Data tied to figure images:
+--

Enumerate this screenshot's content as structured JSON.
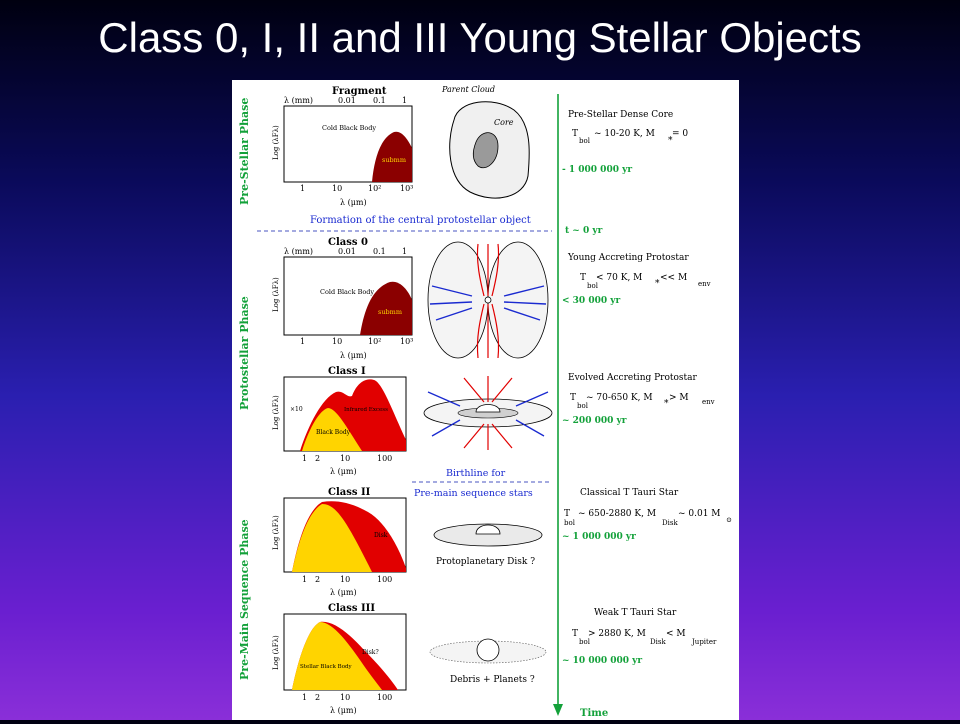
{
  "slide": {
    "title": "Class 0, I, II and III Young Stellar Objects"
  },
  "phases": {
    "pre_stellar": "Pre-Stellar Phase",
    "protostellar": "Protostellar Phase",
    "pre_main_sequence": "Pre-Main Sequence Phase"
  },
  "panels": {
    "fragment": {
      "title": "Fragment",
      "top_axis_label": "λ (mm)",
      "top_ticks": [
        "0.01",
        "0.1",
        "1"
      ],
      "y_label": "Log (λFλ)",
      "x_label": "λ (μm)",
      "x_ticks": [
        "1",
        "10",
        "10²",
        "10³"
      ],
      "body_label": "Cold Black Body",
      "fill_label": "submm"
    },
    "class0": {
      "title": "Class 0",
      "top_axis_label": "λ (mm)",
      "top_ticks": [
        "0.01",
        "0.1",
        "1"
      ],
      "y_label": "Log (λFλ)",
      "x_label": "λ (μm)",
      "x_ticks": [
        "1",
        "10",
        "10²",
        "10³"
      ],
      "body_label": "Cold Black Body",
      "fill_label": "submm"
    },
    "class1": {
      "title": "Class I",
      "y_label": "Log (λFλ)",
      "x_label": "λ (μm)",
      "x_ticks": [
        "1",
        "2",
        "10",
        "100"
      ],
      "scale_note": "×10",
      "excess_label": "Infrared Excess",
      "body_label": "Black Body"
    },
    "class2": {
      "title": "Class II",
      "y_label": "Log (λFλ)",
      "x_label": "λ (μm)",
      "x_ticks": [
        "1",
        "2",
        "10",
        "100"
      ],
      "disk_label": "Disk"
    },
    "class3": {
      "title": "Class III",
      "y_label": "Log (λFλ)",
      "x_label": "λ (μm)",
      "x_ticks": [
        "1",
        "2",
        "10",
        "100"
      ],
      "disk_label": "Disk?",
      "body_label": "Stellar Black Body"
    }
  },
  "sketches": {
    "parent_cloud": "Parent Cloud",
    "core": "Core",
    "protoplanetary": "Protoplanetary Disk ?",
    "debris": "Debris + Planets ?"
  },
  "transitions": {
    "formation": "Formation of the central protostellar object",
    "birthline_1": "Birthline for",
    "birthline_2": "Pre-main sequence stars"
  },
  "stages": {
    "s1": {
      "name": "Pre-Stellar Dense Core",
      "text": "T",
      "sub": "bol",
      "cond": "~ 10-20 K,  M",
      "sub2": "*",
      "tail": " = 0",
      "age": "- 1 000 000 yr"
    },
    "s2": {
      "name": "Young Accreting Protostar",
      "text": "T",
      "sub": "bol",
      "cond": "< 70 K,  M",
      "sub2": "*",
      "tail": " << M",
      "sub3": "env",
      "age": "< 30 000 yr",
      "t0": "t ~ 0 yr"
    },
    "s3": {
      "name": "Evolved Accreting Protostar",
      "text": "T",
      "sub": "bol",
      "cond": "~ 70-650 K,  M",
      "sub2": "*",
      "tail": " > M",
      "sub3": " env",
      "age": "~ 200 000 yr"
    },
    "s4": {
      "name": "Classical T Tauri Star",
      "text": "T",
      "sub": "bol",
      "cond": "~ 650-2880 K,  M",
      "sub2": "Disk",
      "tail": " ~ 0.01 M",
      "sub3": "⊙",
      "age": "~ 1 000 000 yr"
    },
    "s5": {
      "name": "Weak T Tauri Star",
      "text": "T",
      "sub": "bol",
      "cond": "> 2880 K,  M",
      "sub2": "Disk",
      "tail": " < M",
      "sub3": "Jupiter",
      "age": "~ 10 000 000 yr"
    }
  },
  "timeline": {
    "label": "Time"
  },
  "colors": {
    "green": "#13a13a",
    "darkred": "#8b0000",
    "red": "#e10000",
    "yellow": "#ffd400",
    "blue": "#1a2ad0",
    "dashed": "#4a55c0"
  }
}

+--

THE TASK
Extract every line of the records above that contains the word "Protostar".

TASK OUTPUT
      "name": "Young Accreting Protostar",
      "name": "Evolved Accreting Protostar",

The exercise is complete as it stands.